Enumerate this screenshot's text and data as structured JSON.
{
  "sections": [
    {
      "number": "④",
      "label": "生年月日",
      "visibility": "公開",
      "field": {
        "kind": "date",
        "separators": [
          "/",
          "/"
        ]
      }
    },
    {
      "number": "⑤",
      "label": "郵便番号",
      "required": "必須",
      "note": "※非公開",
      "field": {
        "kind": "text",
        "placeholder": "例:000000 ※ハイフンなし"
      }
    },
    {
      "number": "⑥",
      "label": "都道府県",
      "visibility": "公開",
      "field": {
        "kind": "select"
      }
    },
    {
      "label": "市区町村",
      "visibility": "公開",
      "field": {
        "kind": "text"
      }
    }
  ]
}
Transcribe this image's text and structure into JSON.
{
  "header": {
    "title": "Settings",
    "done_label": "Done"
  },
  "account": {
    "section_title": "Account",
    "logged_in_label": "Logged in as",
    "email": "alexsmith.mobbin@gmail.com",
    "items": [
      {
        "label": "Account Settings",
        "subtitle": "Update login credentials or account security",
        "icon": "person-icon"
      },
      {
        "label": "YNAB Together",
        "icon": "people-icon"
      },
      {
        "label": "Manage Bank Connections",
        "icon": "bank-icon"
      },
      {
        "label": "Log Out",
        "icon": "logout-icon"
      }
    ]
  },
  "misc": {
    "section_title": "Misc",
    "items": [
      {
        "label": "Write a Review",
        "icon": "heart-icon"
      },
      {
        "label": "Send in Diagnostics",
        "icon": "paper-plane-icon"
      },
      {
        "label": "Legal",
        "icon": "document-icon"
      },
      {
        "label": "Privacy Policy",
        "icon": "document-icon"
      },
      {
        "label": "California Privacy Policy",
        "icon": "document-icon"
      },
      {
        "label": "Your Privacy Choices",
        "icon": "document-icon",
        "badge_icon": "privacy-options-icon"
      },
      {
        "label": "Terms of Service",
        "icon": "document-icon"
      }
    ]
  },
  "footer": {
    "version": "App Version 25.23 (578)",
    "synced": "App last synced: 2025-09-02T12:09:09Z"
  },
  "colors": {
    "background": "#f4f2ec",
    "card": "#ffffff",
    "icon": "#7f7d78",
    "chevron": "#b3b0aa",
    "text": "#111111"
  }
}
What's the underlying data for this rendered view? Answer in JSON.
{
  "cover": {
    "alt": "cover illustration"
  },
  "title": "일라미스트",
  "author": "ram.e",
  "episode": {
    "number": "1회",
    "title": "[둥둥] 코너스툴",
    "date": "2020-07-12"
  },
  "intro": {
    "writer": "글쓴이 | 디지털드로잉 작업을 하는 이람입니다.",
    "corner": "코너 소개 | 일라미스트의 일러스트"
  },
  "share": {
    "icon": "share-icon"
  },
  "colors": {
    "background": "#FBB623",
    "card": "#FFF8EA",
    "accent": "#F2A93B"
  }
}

==================================================

• [EXERCISE DIRECTIONS]:
Copy every line above that holds the word "text".

• [SOLUTION FOR THIS EXERCISE]:
Enumerate this screenshot's text and data as structured JSON.
        "kind": "text",
        "kind": "text"
Transcribe this image's text and structure into JSON.
    "text": "#111111"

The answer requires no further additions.